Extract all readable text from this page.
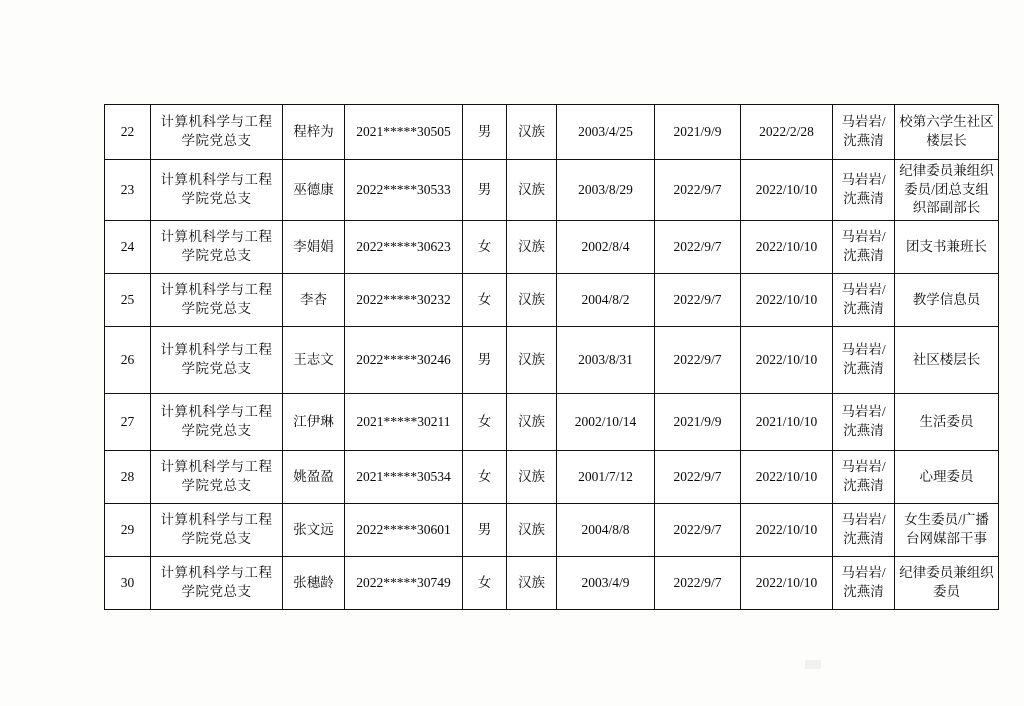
22	计算机科学与工程学院党总支	程梓为	2021*****30505	男	汉族	2003/4/25	2021/9/9	2022/2/28	马岩岩/沈燕清	校第六学生社区楼层长
23	计算机科学与工程学院党总支	巫德康	2022*****30533	男	汉族	2003/8/29	2022/9/7	2022/10/10	马岩岩/沈燕清	纪律委员兼组织委员/团总支组织部副部长
24	计算机科学与工程学院党总支	李娟娟	2022*****30623	女	汉族	2002/8/4	2022/9/7	2022/10/10	马岩岩/沈燕清	团支书兼班长
25	计算机科学与工程学院党总支	李杏	2022*****30232	女	汉族	2004/8/2	2022/9/7	2022/10/10	马岩岩/沈燕清	教学信息员
26	计算机科学与工程学院党总支	王志文	2022*****30246	男	汉族	2003/8/31	2022/9/7	2022/10/10	马岩岩/沈燕清	社区楼层长
27	计算机科学与工程学院党总支	江伊琳	2021*****30211	女	汉族	2002/10/14	2021/9/9	2021/10/10	马岩岩/沈燕清	生活委员
28	计算机科学与工程学院党总支	姚盈盈	2021*****30534	女	汉族	2001/7/12	2022/9/7	2022/10/10	马岩岩/沈燕清	心理委员
29	计算机科学与工程学院党总支	张文远	2022*****30601	男	汉族	2004/8/8	2022/9/7	2022/10/10	马岩岩/沈燕清	女生委员/广播台网媒部干事
30	计算机科学与工程学院党总支	张穗龄	2022*****30749	女	汉族	2003/4/9	2022/9/7	2022/10/10	马岩岩/沈燕清	纪律委员兼组织委员
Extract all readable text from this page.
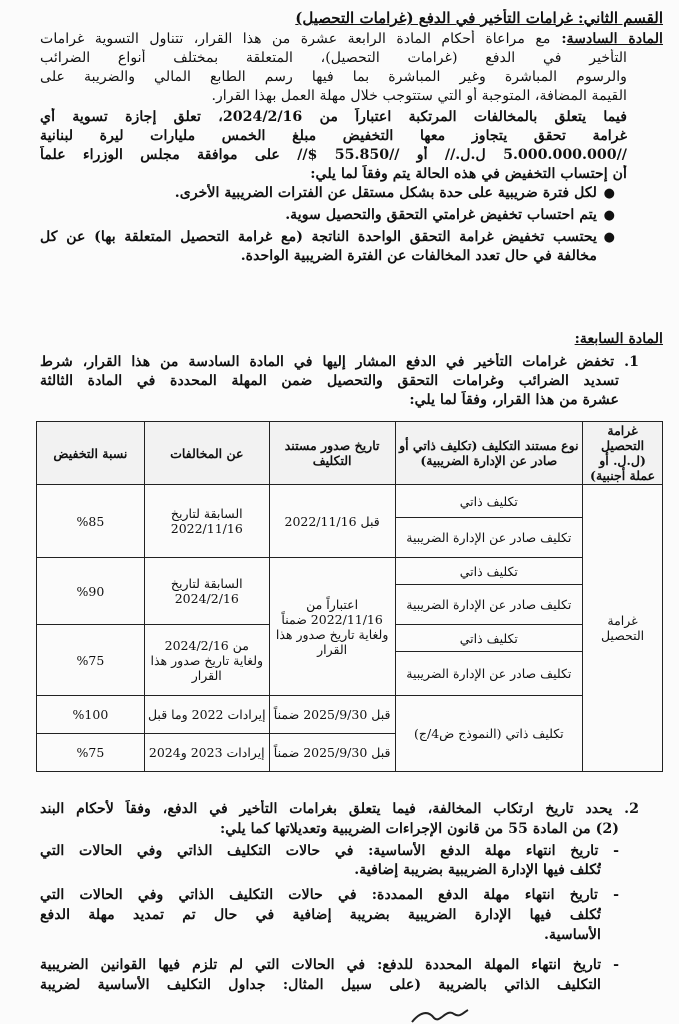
القسم الثاني: غرامات التأخير في الدفع (غرامات التحصيل)
المادة السادسة: مع مراعاة أحكام المادة الرابعة عشرة من هذا القرار، تتناول التسوية غرامات
التأخير في الدفع (غرامات التحصيل)، المتعلقة بمختلف أنواع الضرائب
والرسوم المباشرة وغير المباشرة بما فيها رسم الطابع المالي والضريبة على
القيمة المضافة، المتوجبة أو التي ستتوجب خلال مهلة العمل بهذا القرار.
فيما يتعلق بالمخالفات المرتكبة اعتباراً من 2024/2/16، تعلق إجازة تسوية أي
غرامة تحقق يتجاوز معها التخفيض مبلغ الخمس مليارات ليرة لبنانية
//5.000.000.000 ل.ل.// أو //55.850 $// على موافقة مجلس الوزراء علماً
أن إحتساب التخفيض في هذه الحالة يتم وفقاً لما يلي:
●
لكل فترة ضريبية على حدة بشكل مستقل عن الفترات الضريبية الأخرى.
●
يتم احتساب تخفيض غرامتي التحقق والتحصيل سوية.
●
يحتسب تخفيض غرامة التحقق الواحدة الناتجة (مع غرامة التحصيل المتعلقة بها) عن كل
مخالفة في حال تعدد المخالفات عن الفترة الضريبية الواحدة.
المادة السابعة:
1. تخفض غرامات التأخير في الدفع المشار إليها في المادة السادسة من هذا القرار، شرط
تسديد الضرائب وغرامات التحقق والتحصيل ضمن المهلة المحددة في المادة الثالثة
عشرة من هذا القرار، وفقاً لما يلي:
غرامة التحصيل (ل.ل. أو عملة أجنبية)	نوع مستند التكليف (تكليف ذاتي أو صادر عن الإدارة الضريبية)	تاريخ صدور مستند التكليف	عن المخالفات	نسبة التخفيض
غرامة التحصيل	تكليف ذاتي	قبل 2022/11/16	السابقة لتاريخ 2022/11/16	%85
	تكليف صادر عن الإدارة الضريبية			
	تكليف ذاتي	اعتباراً من 2022/11/16 ضمناً ولغاية تاريخ صدور هذا القرار	السابقة لتاريخ 2024/2/16	%90
	تكليف صادر عن الإدارة الضريبية			
	تكليف ذاتي		من 2024/2/16 ولغاية تاريخ صدور هذا القرار	%75
	تكليف صادر عن الإدارة الضريبية			
	تكليف ذاتي (النموذج ض4/ج)	قبل 2025/9/30 ضمناً	إيرادات 2022 وما قبل	%100
		قبل 2025/9/30 ضمناً	إيرادات 2023 و2024	%75
2. يحدد تاريخ ارتكاب المخالفة، فيما يتعلق بغرامات التأخير في الدفع، وفقاً لأحكام البند
(2) من المادة 55 من قانون الإجراءات الضريبية وتعديلاتها كما يلي:
- تاريخ انتهاء مهلة الدفع الأساسية: في حالات التكليف الذاتي وفي الحالات التي
تُكلف فيها الإدارة الضريبية بضريبة إضافية.
- تاريخ انتهاء مهلة الدفع الممددة: في حالات التكليف الذاتي وفي الحالات التي
تُكلف فيها الإدارة الضريبية بضريبة إضافية في حال تم تمديد مهلة الدفع
الأساسية.
- تاريخ انتهاء المهلة المحددة للدفع: في الحالات التي لم تلزم فيها القوانين الضريبية
التكليف الذاتي بالضريبة (على سبيل المثال: جداول التكليف الأساسية لضريبة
•••••
Reply with nothing but the number of lines that contain the word "التخفيض".

§ **Written answer**
3